-- Opening Marker --
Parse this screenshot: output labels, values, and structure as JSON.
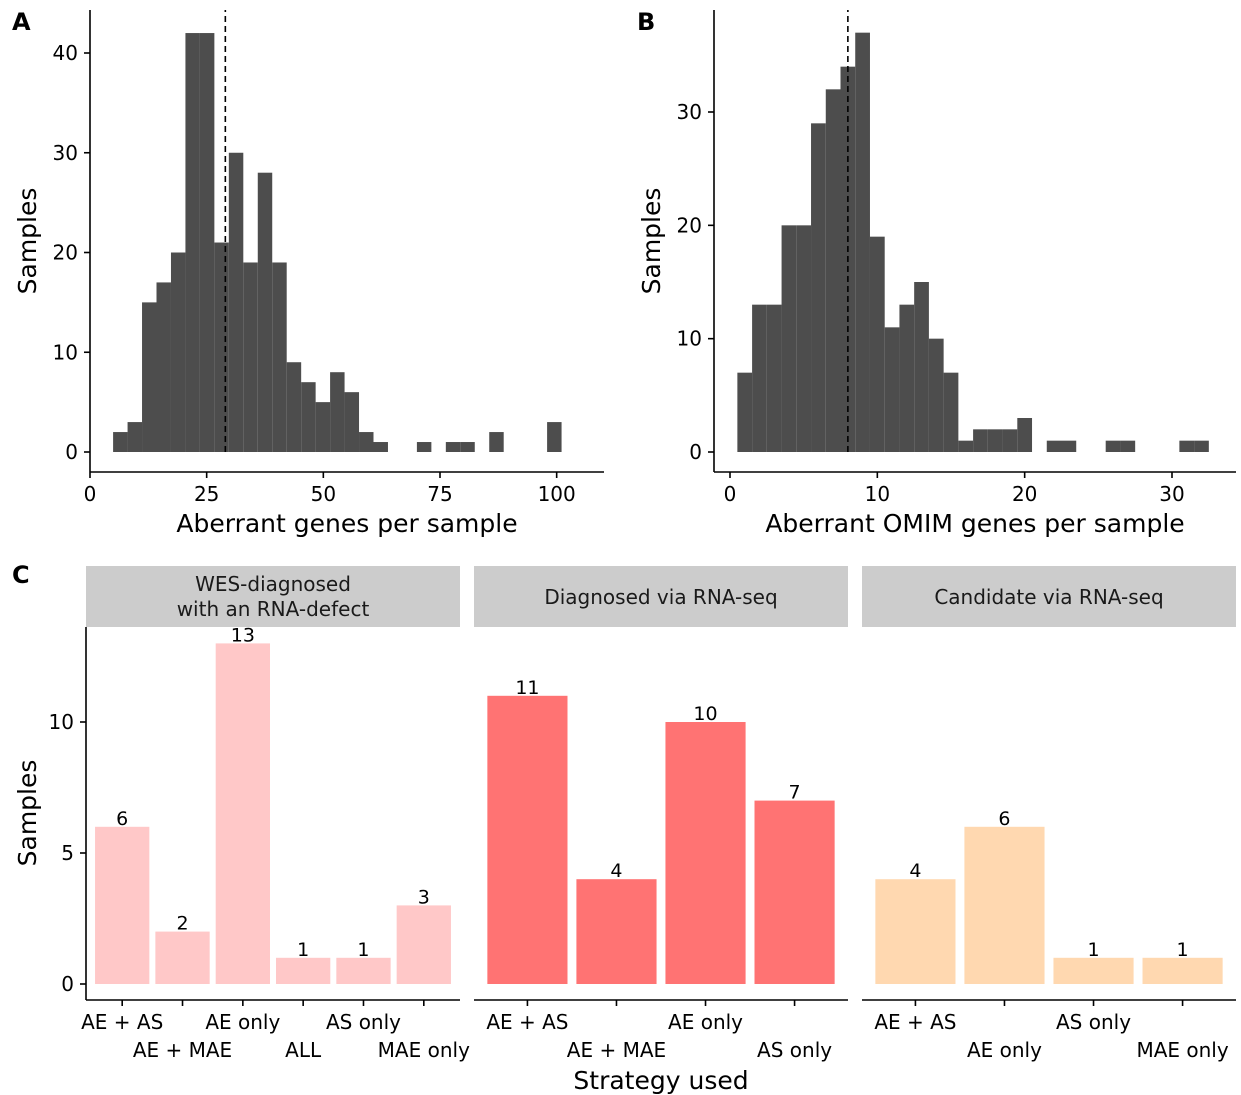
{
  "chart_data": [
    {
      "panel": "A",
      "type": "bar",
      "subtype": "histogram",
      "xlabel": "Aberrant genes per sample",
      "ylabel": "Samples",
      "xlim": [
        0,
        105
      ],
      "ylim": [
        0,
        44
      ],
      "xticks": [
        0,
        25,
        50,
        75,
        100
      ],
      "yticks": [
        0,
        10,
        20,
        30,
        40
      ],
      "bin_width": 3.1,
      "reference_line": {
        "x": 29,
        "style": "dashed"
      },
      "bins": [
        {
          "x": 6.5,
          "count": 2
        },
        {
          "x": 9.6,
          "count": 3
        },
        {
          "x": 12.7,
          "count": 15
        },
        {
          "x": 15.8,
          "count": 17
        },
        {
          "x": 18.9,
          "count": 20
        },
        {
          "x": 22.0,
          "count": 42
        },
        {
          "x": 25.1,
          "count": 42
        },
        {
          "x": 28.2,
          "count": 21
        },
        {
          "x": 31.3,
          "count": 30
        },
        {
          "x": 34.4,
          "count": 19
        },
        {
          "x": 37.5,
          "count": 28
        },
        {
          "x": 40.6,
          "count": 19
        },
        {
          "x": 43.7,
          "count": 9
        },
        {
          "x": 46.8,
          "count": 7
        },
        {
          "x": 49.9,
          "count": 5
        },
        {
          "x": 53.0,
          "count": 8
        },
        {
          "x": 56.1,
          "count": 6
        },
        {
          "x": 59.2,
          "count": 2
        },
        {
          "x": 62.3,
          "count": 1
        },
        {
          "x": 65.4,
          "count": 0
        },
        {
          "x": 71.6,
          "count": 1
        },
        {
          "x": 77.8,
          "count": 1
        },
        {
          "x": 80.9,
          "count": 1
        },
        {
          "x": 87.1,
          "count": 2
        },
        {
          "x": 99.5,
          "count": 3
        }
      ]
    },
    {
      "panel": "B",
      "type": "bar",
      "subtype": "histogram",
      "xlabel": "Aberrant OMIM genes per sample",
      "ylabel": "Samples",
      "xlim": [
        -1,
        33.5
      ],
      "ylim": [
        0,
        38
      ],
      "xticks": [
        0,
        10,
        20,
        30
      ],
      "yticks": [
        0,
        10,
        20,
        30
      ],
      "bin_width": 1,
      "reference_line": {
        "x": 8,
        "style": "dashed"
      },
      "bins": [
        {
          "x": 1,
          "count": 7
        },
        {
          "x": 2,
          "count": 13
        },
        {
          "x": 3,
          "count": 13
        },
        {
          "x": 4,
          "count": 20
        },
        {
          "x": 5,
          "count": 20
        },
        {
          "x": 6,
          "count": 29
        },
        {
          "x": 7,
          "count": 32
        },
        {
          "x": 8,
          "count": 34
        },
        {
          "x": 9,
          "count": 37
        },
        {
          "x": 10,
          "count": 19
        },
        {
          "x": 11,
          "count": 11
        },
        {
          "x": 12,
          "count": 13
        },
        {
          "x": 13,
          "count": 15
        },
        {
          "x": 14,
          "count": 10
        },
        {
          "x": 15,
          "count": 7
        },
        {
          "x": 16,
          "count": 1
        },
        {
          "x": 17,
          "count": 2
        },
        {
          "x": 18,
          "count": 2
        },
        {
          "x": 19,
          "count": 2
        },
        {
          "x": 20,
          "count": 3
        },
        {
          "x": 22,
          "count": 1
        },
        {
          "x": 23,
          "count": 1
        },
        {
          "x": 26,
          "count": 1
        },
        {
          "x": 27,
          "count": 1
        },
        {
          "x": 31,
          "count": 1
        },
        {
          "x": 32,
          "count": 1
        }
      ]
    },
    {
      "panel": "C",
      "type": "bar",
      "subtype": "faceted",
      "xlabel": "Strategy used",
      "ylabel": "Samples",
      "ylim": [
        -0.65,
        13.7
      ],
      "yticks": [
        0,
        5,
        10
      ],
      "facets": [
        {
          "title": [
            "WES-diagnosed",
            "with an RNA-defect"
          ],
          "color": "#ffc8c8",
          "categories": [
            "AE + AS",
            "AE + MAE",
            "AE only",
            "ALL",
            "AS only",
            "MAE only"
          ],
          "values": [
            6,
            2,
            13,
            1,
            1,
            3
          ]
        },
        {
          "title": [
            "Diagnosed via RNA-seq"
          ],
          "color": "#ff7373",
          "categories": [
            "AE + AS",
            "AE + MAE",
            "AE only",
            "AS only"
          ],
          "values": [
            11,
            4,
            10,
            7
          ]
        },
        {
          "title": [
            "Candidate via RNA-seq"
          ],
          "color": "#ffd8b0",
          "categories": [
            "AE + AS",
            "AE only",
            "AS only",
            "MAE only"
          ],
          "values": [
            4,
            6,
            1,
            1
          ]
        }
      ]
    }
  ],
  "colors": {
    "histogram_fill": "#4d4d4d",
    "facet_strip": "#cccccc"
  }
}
-- Closing Marker --
-- Opening Marker --
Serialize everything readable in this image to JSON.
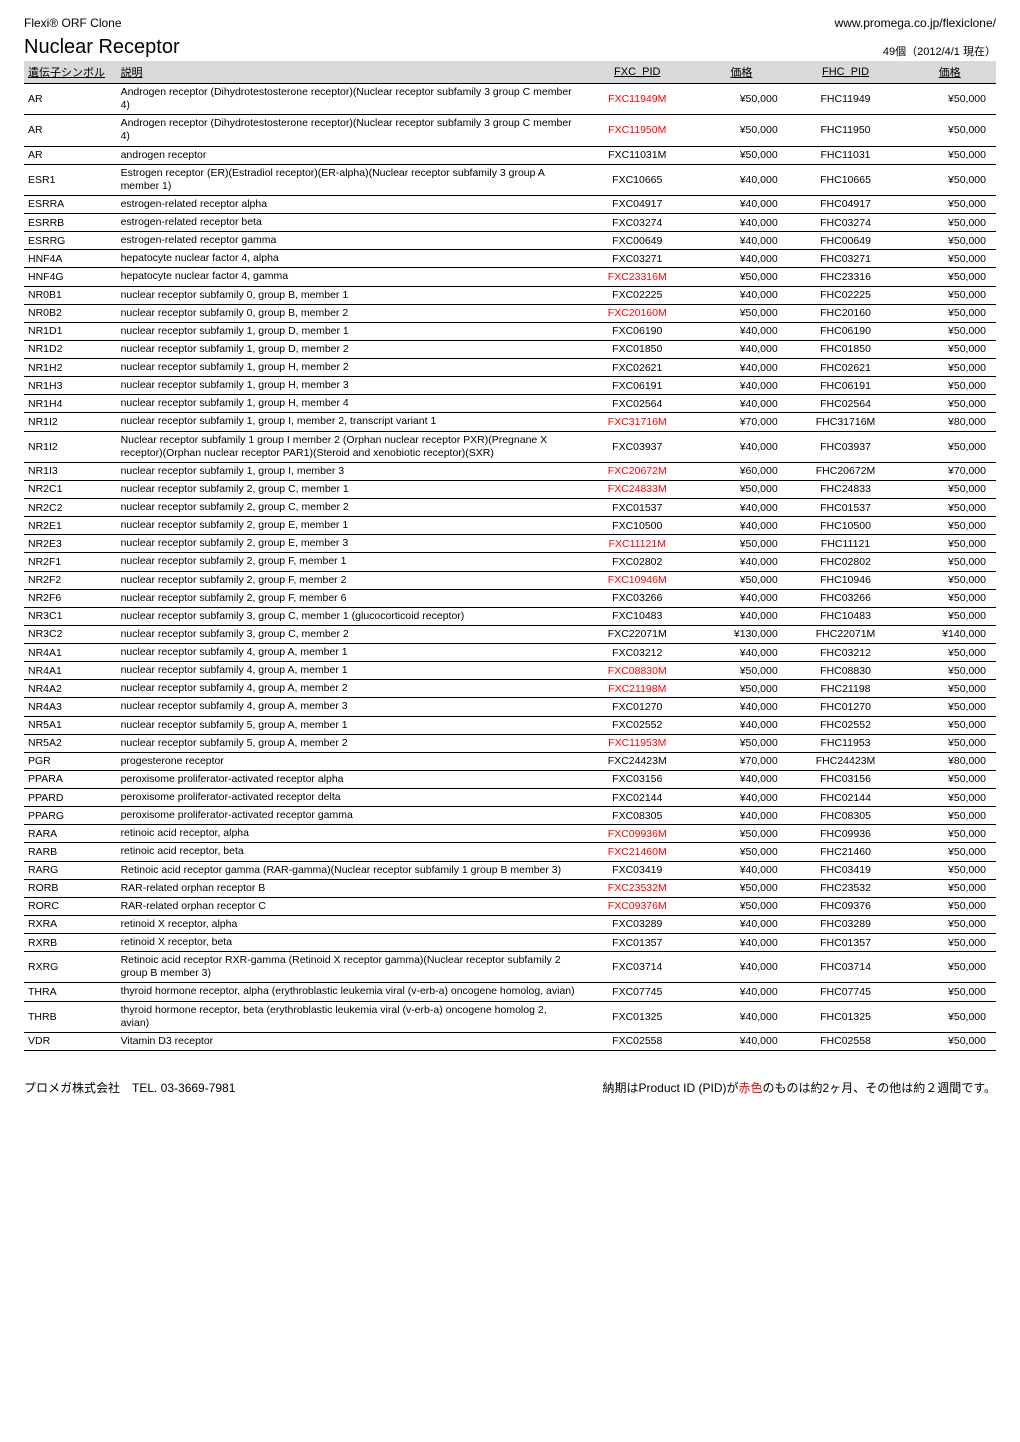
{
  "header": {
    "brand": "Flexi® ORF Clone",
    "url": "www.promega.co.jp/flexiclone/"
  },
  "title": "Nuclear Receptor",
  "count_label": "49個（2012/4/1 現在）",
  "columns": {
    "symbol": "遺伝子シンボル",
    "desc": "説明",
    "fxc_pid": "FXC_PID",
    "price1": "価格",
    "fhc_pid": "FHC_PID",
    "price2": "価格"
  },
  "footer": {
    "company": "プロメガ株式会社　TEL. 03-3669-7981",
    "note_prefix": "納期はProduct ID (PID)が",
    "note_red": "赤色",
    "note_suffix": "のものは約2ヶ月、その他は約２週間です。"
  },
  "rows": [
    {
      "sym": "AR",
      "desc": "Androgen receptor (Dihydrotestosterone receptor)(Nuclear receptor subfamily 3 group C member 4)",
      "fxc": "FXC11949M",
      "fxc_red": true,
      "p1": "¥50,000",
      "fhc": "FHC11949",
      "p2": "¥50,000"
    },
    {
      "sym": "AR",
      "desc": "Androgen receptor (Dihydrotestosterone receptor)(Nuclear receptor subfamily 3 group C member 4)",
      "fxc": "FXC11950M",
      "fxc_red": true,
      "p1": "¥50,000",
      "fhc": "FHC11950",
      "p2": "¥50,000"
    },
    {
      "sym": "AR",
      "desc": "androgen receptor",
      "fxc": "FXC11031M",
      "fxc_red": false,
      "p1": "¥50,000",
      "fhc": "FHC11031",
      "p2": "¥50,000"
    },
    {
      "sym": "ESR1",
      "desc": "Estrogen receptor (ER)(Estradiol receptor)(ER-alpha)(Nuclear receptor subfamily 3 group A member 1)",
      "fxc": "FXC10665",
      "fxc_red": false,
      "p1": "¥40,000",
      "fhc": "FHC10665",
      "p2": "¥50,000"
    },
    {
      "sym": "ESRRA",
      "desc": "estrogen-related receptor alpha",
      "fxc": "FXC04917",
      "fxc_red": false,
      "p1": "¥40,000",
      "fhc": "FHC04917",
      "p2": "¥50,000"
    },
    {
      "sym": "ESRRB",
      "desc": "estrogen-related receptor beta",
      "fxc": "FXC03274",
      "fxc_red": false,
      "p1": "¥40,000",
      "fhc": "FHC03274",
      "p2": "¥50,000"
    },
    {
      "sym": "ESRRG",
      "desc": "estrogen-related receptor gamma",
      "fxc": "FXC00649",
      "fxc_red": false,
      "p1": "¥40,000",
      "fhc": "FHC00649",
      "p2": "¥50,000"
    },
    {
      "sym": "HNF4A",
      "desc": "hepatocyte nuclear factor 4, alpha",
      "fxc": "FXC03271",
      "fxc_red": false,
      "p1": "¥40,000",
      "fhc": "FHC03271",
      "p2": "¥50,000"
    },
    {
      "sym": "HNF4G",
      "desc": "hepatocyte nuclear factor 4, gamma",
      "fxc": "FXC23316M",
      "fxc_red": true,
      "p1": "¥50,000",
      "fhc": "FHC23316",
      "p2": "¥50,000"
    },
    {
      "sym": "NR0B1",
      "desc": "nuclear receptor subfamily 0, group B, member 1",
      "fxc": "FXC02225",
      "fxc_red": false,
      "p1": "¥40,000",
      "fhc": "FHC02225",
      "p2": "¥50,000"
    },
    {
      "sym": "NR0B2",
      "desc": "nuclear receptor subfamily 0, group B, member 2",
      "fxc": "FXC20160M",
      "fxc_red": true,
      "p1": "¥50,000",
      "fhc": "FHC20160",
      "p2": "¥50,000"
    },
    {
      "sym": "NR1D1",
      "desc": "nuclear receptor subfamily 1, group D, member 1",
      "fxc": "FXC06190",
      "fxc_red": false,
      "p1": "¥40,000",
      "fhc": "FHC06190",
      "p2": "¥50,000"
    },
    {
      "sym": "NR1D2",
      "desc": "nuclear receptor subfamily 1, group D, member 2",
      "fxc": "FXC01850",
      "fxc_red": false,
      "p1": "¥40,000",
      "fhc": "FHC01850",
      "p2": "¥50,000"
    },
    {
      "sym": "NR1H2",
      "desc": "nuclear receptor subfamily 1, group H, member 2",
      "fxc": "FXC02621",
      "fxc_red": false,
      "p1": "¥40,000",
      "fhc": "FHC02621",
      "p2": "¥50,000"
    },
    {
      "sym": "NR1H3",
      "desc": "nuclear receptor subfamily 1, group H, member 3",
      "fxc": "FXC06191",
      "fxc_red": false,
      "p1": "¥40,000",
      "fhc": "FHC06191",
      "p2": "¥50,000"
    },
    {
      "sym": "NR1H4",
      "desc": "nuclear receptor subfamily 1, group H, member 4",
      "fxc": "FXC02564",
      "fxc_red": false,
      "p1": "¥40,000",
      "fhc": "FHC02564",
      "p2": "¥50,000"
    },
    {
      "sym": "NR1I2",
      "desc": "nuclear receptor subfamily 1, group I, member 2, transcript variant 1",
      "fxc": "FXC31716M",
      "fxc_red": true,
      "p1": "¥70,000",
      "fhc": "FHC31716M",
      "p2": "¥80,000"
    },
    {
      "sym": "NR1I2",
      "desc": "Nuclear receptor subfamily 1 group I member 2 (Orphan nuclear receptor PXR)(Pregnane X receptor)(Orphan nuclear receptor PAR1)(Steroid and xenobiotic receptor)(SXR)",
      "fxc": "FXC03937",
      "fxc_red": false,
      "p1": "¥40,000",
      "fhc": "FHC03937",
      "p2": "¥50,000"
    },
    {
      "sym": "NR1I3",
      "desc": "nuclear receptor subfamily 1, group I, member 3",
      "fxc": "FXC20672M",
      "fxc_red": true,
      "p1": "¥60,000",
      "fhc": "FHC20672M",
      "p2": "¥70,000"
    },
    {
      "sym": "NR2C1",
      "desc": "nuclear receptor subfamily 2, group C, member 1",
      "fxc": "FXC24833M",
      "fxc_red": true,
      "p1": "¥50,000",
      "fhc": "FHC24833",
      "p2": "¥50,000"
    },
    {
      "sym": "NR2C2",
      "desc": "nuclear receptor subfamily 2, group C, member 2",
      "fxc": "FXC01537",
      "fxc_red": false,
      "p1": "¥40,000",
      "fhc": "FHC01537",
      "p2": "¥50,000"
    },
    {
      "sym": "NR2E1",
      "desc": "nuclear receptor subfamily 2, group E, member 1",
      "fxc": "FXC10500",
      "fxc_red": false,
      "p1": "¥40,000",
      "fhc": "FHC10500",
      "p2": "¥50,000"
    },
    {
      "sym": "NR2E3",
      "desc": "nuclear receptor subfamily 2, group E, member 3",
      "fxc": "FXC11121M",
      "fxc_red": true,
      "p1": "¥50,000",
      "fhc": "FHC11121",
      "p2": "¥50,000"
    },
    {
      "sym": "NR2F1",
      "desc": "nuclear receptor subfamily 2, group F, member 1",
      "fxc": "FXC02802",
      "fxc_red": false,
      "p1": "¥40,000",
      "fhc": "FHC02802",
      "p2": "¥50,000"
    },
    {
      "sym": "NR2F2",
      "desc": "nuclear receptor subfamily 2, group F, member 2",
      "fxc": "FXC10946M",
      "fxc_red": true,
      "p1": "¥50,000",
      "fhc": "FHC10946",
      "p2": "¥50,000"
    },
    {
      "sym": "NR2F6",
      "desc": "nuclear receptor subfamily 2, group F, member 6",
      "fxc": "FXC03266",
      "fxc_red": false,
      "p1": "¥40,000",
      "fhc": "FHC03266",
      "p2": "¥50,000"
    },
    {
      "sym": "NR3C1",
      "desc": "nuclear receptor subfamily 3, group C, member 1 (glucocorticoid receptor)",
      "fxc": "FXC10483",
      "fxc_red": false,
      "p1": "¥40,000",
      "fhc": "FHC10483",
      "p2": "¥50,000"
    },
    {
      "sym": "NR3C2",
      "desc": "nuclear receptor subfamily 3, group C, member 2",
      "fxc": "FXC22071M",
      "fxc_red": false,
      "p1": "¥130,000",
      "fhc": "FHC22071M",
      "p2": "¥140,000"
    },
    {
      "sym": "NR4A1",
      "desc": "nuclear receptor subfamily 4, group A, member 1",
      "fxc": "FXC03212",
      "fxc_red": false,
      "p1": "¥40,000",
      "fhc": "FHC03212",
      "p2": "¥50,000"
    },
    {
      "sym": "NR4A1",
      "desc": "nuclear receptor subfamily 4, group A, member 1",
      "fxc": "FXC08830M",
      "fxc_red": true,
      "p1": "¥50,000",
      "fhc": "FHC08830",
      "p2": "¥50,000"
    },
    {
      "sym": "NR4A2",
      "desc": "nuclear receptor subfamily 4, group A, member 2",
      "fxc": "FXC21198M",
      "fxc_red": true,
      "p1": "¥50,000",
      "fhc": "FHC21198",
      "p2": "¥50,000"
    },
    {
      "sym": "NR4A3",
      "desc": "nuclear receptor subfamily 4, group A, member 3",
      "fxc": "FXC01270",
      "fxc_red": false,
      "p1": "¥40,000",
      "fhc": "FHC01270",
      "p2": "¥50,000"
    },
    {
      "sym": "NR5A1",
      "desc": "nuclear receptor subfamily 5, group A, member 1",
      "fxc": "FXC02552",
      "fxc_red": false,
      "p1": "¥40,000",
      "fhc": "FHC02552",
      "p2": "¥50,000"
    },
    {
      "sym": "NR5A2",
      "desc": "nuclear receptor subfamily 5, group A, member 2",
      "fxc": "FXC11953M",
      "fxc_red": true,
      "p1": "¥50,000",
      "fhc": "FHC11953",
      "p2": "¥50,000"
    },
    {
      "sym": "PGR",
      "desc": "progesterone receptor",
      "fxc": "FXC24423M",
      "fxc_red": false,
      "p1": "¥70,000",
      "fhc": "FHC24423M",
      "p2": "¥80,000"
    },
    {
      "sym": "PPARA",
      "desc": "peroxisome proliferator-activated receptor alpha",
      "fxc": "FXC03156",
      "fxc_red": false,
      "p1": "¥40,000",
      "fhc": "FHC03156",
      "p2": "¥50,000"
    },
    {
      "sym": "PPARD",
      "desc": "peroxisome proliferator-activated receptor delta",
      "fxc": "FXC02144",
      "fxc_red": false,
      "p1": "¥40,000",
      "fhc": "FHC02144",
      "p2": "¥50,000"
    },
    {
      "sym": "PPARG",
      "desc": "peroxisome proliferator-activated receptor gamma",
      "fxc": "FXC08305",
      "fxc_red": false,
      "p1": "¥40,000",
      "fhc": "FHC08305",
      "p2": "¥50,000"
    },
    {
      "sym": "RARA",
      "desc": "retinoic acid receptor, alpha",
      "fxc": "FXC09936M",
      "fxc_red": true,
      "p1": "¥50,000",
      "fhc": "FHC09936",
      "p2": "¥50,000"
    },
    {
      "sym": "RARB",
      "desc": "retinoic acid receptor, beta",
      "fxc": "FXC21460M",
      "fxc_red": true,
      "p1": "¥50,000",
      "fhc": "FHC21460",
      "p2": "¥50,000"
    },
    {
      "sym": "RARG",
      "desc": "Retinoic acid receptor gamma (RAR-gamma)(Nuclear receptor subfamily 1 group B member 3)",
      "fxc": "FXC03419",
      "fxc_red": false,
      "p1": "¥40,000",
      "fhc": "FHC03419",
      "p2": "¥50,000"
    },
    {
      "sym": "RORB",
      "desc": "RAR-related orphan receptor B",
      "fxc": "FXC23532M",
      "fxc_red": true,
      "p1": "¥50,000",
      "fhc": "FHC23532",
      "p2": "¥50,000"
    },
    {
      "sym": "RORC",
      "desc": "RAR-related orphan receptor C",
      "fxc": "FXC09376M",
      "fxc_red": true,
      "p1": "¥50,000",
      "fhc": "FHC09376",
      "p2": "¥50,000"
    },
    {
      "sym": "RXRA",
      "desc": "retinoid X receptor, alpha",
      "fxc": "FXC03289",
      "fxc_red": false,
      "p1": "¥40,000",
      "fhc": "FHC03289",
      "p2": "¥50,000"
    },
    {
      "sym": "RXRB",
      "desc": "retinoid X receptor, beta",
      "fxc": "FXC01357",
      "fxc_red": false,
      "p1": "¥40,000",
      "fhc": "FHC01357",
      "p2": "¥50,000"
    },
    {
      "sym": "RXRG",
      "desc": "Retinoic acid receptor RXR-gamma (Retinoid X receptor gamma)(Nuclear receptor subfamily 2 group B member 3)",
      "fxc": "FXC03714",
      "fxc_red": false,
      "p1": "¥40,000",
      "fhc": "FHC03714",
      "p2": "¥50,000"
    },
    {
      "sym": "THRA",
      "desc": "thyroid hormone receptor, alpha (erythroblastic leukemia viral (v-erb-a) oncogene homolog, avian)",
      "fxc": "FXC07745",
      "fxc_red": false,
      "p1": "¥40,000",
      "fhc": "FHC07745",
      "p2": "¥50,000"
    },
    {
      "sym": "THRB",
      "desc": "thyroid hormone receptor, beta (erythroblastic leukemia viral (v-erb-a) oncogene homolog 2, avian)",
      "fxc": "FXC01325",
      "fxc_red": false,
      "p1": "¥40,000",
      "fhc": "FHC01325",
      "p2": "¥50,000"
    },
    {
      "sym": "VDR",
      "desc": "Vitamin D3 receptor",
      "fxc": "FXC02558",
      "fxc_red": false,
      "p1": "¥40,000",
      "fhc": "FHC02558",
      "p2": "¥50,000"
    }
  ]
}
-- Closing Marker --
DESCRIPTION OF THE TASK:
Go through the listing above and copy each line that contains "homolog".

ANSWER FOR THIS EXERCISE:
      "desc": "thyroid hormone receptor, alpha (erythroblastic leukemia viral (v-erb-a) oncogene homolog, avian)",
      "desc": "thyroid hormone receptor, beta (erythroblastic leukemia viral (v-erb-a) oncogene homolog 2, avian)",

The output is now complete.